=== DATASET ===
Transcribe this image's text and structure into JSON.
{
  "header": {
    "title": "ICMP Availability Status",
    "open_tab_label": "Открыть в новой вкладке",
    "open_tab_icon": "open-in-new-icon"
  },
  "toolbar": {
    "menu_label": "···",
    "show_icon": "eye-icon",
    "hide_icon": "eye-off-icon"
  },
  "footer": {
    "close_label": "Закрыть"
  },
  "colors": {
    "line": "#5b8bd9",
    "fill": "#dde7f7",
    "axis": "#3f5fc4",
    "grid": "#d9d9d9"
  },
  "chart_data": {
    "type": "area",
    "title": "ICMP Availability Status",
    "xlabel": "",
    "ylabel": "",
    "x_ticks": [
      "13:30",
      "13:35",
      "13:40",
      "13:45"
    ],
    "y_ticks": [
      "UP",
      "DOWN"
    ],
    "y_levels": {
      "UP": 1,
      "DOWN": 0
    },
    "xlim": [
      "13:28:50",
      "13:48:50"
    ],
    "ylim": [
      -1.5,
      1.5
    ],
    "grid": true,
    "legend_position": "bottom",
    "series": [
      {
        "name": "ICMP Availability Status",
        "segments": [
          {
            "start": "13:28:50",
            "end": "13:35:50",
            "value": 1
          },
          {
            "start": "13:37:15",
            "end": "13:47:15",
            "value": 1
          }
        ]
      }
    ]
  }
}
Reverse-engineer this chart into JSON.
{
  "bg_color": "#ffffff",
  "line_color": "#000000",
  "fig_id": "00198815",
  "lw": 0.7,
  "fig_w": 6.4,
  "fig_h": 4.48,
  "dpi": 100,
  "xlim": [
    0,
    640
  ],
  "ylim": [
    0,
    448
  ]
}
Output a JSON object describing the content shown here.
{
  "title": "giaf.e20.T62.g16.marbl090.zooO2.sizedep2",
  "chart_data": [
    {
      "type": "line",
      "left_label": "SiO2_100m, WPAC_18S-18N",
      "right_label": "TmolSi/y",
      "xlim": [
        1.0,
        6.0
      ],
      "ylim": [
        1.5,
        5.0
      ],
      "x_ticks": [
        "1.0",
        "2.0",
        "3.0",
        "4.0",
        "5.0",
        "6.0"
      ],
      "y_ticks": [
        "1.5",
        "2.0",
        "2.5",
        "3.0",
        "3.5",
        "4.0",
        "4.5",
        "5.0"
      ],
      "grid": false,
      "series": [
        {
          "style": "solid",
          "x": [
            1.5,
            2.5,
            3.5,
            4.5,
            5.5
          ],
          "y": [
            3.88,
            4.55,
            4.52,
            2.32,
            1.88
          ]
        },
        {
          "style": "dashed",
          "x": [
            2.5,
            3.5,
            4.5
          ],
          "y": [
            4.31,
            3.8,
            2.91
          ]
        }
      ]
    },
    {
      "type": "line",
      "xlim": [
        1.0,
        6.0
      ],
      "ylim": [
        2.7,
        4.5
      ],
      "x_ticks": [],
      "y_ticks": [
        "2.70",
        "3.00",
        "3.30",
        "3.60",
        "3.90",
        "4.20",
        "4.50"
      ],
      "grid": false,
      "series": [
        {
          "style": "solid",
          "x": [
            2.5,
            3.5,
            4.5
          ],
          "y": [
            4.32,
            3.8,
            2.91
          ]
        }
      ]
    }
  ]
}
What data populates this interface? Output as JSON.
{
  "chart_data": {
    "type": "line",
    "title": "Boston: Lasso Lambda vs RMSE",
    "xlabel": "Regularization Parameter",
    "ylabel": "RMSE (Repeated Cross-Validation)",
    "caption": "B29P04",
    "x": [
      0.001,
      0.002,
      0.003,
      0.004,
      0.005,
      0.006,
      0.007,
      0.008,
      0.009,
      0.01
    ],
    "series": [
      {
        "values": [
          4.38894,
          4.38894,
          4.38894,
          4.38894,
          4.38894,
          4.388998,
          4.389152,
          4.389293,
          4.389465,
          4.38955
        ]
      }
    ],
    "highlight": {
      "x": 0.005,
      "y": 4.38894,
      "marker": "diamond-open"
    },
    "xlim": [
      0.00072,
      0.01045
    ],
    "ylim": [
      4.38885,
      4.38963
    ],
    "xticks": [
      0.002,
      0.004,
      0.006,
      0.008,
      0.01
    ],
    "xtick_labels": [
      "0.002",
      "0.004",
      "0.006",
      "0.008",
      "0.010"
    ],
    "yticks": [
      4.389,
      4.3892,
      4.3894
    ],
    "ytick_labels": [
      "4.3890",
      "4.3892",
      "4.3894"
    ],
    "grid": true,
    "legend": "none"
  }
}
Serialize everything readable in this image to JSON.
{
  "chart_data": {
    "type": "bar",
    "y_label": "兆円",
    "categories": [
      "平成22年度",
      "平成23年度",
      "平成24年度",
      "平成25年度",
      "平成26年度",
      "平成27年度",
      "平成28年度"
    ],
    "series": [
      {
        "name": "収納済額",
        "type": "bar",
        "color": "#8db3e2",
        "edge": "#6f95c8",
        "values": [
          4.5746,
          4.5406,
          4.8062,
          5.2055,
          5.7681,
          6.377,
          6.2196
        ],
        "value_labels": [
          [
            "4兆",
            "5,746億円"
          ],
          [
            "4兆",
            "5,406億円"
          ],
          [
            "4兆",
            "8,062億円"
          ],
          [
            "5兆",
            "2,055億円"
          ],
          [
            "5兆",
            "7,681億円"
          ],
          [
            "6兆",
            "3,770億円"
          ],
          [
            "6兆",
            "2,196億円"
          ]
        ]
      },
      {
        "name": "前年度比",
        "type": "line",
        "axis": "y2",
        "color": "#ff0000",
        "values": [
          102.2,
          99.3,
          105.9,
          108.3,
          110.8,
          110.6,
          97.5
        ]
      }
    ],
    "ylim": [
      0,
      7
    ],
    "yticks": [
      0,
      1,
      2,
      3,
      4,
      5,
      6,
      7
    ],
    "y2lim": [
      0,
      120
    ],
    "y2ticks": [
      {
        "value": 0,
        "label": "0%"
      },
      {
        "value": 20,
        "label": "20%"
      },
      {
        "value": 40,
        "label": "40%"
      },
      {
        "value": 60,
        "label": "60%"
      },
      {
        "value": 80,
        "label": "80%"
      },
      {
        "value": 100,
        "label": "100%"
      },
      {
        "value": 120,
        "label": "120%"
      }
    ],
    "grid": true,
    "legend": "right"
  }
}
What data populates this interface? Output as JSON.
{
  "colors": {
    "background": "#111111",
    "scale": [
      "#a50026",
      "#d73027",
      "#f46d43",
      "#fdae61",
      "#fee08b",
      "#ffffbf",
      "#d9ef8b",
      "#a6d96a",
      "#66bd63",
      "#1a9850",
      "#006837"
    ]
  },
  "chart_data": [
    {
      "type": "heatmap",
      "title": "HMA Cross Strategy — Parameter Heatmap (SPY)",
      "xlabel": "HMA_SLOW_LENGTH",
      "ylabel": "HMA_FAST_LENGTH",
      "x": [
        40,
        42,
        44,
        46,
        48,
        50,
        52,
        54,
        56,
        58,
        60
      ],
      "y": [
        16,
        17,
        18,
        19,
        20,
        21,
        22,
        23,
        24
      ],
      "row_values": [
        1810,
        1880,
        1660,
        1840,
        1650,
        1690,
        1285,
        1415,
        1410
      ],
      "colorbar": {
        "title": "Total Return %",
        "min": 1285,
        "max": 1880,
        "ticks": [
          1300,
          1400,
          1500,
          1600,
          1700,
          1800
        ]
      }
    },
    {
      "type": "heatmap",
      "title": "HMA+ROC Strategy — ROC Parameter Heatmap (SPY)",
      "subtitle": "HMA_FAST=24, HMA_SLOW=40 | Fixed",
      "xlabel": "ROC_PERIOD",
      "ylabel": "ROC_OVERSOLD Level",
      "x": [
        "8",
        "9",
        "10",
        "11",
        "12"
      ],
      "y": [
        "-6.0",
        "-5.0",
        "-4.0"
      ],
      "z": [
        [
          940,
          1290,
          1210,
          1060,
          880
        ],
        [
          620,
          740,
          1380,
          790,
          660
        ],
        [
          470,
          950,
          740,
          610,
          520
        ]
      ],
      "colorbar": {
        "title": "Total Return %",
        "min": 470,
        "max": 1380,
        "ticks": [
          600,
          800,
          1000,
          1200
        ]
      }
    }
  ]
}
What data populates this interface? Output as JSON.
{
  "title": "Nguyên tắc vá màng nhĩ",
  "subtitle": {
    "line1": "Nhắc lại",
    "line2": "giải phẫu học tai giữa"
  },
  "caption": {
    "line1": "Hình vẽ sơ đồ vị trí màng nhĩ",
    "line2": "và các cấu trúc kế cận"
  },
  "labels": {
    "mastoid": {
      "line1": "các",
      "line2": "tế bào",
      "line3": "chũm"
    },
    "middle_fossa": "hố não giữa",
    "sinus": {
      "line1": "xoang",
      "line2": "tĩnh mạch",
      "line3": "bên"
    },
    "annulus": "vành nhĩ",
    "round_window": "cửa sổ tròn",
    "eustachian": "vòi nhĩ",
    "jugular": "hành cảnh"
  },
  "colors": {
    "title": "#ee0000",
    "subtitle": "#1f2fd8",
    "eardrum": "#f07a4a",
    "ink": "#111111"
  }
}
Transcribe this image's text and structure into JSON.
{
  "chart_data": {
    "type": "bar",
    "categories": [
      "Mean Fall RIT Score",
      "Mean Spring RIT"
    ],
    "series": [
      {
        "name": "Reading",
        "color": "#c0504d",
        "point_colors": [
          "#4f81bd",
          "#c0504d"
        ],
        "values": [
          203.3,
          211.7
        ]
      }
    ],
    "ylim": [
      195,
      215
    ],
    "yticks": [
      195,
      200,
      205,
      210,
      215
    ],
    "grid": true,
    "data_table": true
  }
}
===
Find the lines containing "type" and pull them out.

#### [OUTPUT BELOW]
    "type": "area",
      "type": "line",
      "type": "line",
    "type": "line",
    "type": "bar",
        "type": "bar",
        "type": "line",
      "type": "heatmap",
      "type": "heatmap",
    "type": "bar",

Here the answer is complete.